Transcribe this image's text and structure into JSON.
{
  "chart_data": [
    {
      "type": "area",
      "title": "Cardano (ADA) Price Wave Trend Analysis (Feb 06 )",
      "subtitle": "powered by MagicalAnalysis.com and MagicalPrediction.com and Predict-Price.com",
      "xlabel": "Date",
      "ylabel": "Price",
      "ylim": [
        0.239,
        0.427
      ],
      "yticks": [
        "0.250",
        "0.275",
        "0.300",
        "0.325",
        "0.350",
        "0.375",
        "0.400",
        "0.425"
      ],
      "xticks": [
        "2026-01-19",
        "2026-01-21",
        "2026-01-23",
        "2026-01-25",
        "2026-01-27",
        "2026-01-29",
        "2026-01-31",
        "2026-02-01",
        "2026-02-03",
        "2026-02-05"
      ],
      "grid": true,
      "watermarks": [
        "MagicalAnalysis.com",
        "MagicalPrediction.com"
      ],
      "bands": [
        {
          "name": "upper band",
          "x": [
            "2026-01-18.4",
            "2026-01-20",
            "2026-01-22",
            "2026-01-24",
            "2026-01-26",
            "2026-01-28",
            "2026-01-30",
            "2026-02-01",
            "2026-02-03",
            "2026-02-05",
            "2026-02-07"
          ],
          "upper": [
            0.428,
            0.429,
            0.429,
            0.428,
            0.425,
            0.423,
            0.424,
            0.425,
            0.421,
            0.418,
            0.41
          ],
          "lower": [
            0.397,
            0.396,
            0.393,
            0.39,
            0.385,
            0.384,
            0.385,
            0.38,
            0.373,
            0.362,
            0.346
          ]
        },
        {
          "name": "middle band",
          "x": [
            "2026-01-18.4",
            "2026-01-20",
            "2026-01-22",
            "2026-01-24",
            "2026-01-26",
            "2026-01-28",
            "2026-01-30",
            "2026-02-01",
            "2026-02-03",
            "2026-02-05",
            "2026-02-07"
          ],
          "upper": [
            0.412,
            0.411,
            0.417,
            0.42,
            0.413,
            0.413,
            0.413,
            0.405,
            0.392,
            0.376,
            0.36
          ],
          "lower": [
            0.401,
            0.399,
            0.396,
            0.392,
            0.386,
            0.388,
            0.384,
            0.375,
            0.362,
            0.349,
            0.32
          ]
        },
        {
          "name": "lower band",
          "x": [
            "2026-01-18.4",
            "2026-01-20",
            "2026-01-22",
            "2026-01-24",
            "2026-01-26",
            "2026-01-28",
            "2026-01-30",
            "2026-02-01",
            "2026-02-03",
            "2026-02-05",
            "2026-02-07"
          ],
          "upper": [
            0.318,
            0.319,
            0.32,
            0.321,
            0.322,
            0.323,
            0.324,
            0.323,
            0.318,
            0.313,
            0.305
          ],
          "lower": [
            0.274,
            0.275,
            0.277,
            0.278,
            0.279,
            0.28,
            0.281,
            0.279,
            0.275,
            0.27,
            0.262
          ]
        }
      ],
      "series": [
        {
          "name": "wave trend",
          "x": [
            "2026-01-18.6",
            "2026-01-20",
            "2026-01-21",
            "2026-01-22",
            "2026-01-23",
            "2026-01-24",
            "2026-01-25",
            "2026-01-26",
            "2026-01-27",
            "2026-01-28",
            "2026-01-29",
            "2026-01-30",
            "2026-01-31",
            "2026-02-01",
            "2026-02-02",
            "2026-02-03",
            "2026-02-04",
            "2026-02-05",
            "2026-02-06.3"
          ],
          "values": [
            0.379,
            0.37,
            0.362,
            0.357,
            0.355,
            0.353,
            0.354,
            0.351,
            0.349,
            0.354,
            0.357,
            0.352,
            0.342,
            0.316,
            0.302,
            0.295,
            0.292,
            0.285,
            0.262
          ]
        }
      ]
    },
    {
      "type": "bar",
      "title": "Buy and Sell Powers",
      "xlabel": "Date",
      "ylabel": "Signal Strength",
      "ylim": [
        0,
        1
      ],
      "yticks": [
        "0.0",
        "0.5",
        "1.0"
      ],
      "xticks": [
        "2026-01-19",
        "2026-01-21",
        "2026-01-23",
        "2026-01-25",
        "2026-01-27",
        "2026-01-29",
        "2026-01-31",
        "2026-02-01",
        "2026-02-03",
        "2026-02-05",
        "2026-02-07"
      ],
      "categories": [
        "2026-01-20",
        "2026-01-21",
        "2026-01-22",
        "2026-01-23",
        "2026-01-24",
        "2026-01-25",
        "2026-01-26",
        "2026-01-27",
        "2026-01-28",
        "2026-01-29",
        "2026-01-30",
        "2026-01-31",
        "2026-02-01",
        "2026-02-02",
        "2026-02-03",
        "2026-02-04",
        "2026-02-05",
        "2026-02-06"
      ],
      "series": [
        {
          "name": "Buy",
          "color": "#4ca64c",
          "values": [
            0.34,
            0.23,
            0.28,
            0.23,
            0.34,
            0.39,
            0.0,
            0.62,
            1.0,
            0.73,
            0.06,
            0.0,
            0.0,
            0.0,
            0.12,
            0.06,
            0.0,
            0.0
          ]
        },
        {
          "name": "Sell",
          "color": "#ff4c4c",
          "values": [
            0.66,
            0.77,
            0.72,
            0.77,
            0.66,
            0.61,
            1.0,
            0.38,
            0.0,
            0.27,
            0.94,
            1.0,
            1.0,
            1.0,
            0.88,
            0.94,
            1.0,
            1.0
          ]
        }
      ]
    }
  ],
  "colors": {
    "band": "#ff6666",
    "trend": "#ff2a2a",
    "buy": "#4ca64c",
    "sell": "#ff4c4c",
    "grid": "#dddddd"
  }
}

### GOAL
Quote every line of the data, word for word.

### SOLUTION BELOW
Transcribe this image's text and structure into JSON.
{
  "chart_data": [
    {
      "type": "area",
      "title": "Cardano (ADA) Price Wave Trend Analysis (Feb 06 )",
      "subtitle": "powered by MagicalAnalysis.com and MagicalPrediction.com and Predict-Price.com",
      "xlabel": "Date",
      "ylabel": "Price",
      "ylim": [
        0.239,
        0.427
      ],
      "yticks": [
        "0.250",
        "0.275",
        "0.300",
        "0.325",
        "0.350",
        "0.375",
        "0.400",
        "0.425"
      ],
      "xticks": [
        "2026-01-19",
        "2026-01-21",
        "2026-01-23",
        "2026-01-25",
        "2026-01-27",
        "2026-01-29",
        "2026-01-31",
        "2026-02-01",
        "2026-02-03",
        "2026-02-05"
      ],
      "grid": true,
      "watermarks": [
        "MagicalAnalysis.com",
        "MagicalPrediction.com"
      ],
      "bands": [
        {
          "name": "upper band",
          "x": [
            "2026-01-18.4",
            "2026-01-20",
            "2026-01-22",
            "2026-01-24",
            "2026-01-26",
            "2026-01-28",
            "2026-01-30",
            "2026-02-01",
            "2026-02-03",
            "2026-02-05",
            "2026-02-07"
          ],
          "upper": [
            0.428,
            0.429,
            0.429,
            0.428,
            0.425,
            0.423,
            0.424,
            0.425,
            0.421,
            0.418,
            0.41
          ],
          "lower": [
            0.397,
            0.396,
            0.393,
            0.39,
            0.385,
            0.384,
            0.385,
            0.38,
            0.373,
            0.362,
            0.346
          ]
        },
        {
          "name": "middle band",
          "x": [
            "2026-01-18.4",
            "2026-01-20",
            "2026-01-22",
            "2026-01-24",
            "2026-01-26",
            "2026-01-28",
            "2026-01-30",
            "2026-02-01",
            "2026-02-03",
            "2026-02-05",
            "2026-02-07"
          ],
          "upper": [
            0.412,
            0.411,
            0.417,
            0.42,
            0.413,
            0.413,
            0.413,
            0.405,
            0.392,
            0.376,
            0.36
          ],
          "lower": [
            0.401,
            0.399,
            0.396,
            0.392,
            0.386,
            0.388,
            0.384,
            0.375,
            0.362,
            0.349,
            0.32
          ]
        },
        {
          "name": "lower band",
          "x": [
            "2026-01-18.4",
            "2026-01-20",
            "2026-01-22",
            "2026-01-24",
            "2026-01-26",
            "2026-01-28",
            "2026-01-30",
            "2026-02-01",
            "2026-02-03",
            "2026-02-05",
            "2026-02-07"
          ],
          "upper": [
            0.318,
            0.319,
            0.32,
            0.321,
            0.322,
            0.323,
            0.324,
            0.323,
            0.318,
            0.313,
            0.305
          ],
          "lower": [
            0.274,
            0.275,
            0.277,
            0.278,
            0.279,
            0.28,
            0.281,
            0.279,
            0.275,
            0.27,
            0.262
          ]
        }
      ],
      "series": [
        {
          "name": "wave trend",
          "x": [
            "2026-01-18.6",
            "2026-01-20",
            "2026-01-21",
            "2026-01-22",
            "2026-01-23",
            "2026-01-24",
            "2026-01-25",
            "2026-01-26",
            "2026-01-27",
            "2026-01-28",
            "2026-01-29",
            "2026-01-30",
            "2026-01-31",
            "2026-02-01",
            "2026-02-02",
            "2026-02-03",
            "2026-02-04",
            "2026-02-05",
            "2026-02-06.3"
          ],
          "values": [
            0.379,
            0.37,
            0.362,
            0.357,
            0.355,
            0.353,
            0.354,
            0.351,
            0.349,
            0.354,
            0.357,
            0.352,
            0.342,
            0.316,
            0.302,
            0.295,
            0.292,
            0.285,
            0.262
          ]
        }
      ]
    },
    {
      "type": "bar",
      "title": "Buy and Sell Powers",
      "xlabel": "Date",
      "ylabel": "Signal Strength",
      "ylim": [
        0,
        1
      ],
      "yticks": [
        "0.0",
        "0.5",
        "1.0"
      ],
      "xticks": [
        "2026-01-19",
        "2026-01-21",
        "2026-01-23",
        "2026-01-25",
        "2026-01-27",
        "2026-01-29",
        "2026-01-31",
        "2026-02-01",
        "2026-02-03",
        "2026-02-05",
        "2026-02-07"
      ],
      "categories": [
        "2026-01-20",
        "2026-01-21",
        "2026-01-22",
        "2026-01-23",
        "2026-01-24",
        "2026-01-25",
        "2026-01-26",
        "2026-01-27",
        "2026-01-28",
        "2026-01-29",
        "2026-01-30",
        "2026-01-31",
        "2026-02-01",
        "2026-02-02",
        "2026-02-03",
        "2026-02-04",
        "2026-02-05",
        "2026-02-06"
      ],
      "series": [
        {
          "name": "Buy",
          "color": "#4ca64c",
          "values": [
            0.34,
            0.23,
            0.28,
            0.23,
            0.34,
            0.39,
            0.0,
            0.62,
            1.0,
            0.73,
            0.06,
            0.0,
            0.0,
            0.0,
            0.12,
            0.06,
            0.0,
            0.0
          ]
        },
        {
          "name": "Sell",
          "color": "#ff4c4c",
          "values": [
            0.66,
            0.77,
            0.72,
            0.77,
            0.66,
            0.61,
            1.0,
            0.38,
            0.0,
            0.27,
            0.94,
            1.0,
            1.0,
            1.0,
            0.88,
            0.94,
            1.0,
            1.0
          ]
        }
      ]
    }
  ],
  "colors": {
    "band": "#ff6666",
    "trend": "#ff2a2a",
    "buy": "#4ca64c",
    "sell": "#ff4c4c",
    "grid": "#dddddd"
  }
}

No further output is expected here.